Figure record listings
· · · ·

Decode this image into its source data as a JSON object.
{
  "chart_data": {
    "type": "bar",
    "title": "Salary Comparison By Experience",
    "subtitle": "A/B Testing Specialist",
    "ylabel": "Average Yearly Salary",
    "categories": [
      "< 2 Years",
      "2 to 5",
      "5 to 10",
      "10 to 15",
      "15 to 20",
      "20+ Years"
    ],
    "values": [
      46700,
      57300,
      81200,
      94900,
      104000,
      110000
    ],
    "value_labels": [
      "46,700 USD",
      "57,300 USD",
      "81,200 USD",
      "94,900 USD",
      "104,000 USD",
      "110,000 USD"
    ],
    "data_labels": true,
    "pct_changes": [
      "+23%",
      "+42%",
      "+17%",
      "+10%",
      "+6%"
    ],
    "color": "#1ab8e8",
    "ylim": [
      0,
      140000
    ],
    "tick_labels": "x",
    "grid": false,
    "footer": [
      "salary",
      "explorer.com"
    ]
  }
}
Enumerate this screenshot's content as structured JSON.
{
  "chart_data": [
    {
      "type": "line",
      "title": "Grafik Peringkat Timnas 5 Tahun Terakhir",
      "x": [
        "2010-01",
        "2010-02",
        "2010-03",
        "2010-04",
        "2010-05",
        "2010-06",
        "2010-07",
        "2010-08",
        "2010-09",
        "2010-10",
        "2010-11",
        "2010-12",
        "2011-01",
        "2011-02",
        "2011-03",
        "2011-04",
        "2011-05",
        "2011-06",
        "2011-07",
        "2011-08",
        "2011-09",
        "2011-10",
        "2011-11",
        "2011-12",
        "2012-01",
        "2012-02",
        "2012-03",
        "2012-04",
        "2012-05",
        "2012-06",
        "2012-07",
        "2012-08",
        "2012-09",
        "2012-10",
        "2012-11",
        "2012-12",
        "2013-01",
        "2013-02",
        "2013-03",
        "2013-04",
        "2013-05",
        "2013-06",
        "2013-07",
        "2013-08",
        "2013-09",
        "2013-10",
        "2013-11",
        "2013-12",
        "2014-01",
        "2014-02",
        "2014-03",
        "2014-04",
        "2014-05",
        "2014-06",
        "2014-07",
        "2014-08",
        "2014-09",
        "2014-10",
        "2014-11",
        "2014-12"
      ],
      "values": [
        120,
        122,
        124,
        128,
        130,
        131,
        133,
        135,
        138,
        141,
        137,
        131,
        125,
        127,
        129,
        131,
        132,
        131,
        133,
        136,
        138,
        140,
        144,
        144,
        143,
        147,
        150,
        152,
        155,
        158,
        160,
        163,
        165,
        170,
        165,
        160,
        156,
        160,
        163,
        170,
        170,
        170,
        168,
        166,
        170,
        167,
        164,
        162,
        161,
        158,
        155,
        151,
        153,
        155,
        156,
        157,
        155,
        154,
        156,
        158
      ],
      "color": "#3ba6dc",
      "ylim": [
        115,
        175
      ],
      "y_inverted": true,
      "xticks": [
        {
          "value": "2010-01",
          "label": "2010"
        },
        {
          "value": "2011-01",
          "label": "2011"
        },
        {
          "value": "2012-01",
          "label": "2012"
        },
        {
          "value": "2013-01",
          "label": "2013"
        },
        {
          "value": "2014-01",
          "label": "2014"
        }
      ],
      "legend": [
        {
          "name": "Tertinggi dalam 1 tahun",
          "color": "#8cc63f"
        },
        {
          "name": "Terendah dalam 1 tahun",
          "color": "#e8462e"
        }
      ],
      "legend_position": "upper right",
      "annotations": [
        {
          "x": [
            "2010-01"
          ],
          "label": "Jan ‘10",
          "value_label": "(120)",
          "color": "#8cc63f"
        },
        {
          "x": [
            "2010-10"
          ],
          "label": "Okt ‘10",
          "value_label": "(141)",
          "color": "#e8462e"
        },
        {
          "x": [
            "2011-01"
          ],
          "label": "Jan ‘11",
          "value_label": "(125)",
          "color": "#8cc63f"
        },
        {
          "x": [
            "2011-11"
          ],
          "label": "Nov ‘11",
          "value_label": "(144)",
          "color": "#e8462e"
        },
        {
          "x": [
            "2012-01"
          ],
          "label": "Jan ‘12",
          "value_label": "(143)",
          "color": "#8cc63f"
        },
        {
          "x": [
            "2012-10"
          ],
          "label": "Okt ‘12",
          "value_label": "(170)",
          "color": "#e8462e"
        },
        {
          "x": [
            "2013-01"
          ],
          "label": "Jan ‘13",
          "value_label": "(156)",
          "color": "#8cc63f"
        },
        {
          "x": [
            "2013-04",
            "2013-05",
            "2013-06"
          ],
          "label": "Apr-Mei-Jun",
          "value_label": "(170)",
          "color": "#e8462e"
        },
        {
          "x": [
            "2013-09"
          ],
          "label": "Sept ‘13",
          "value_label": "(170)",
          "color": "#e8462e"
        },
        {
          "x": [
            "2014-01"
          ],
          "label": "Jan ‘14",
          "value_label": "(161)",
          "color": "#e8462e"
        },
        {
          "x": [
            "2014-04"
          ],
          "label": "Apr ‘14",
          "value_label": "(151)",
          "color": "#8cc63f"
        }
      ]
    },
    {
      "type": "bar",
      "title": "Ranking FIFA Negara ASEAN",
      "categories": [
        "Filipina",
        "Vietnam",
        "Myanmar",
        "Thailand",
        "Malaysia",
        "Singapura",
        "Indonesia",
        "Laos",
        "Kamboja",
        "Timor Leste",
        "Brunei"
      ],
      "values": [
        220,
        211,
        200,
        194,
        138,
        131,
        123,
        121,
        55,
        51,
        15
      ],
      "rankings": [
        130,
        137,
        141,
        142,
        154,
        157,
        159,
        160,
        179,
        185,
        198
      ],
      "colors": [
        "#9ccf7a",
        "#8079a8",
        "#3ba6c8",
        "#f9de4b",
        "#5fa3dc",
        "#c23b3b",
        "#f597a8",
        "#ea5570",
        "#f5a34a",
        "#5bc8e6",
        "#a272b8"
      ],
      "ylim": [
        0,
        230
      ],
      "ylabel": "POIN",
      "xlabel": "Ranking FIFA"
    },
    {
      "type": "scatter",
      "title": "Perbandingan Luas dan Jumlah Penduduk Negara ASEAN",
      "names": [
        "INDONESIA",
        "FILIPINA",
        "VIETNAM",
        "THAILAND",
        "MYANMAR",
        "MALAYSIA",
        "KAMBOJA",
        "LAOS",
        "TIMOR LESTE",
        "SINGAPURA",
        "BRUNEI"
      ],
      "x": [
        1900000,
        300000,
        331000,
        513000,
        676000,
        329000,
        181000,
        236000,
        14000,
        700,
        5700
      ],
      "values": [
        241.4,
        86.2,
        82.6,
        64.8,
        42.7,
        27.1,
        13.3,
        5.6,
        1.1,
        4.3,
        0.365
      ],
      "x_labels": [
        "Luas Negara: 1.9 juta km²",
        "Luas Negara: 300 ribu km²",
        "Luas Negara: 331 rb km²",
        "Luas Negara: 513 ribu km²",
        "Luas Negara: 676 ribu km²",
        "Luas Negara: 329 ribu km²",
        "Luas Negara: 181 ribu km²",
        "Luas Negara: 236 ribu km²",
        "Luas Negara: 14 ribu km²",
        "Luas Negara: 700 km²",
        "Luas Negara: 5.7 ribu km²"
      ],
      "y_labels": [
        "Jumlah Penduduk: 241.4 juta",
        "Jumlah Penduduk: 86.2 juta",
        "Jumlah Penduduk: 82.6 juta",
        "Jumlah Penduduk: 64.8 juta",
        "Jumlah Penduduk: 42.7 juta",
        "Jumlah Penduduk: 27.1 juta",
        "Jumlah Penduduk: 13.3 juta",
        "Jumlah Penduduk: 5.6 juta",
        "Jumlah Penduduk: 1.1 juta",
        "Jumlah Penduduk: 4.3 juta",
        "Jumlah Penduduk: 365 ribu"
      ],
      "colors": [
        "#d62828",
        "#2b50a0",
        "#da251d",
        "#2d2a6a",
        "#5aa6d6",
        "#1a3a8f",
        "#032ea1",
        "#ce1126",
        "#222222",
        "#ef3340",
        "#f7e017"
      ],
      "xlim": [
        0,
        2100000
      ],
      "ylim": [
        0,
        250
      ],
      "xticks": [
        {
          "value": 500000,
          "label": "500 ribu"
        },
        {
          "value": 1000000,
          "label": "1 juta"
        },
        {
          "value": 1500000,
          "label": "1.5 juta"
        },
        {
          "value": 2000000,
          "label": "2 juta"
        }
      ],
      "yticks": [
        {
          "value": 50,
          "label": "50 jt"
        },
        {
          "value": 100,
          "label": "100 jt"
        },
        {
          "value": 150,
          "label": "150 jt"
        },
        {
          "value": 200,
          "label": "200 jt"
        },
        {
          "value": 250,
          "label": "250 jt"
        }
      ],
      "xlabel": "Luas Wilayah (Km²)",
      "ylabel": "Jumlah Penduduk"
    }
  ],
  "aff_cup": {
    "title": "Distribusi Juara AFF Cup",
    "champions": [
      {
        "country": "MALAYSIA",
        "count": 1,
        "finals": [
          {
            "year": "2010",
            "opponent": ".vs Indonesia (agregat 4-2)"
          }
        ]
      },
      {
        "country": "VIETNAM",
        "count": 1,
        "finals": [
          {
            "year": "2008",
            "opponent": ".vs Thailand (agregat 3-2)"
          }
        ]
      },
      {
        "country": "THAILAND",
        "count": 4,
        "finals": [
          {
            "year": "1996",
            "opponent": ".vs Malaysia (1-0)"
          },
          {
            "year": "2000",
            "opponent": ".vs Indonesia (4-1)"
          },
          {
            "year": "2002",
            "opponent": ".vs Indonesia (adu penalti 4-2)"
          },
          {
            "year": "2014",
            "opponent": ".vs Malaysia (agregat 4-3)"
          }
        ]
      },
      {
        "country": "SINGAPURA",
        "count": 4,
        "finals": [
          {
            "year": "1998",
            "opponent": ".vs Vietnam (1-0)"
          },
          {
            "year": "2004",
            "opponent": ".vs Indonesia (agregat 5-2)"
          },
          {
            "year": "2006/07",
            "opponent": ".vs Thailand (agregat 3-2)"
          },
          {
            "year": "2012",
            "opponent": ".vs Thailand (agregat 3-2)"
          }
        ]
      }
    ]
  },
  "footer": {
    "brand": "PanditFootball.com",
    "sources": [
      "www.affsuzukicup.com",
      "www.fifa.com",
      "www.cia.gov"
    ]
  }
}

· · · ·

**Exercise requirements:**
Only the number is required: the count of lines containing the word "dalam".

**The reply:**
2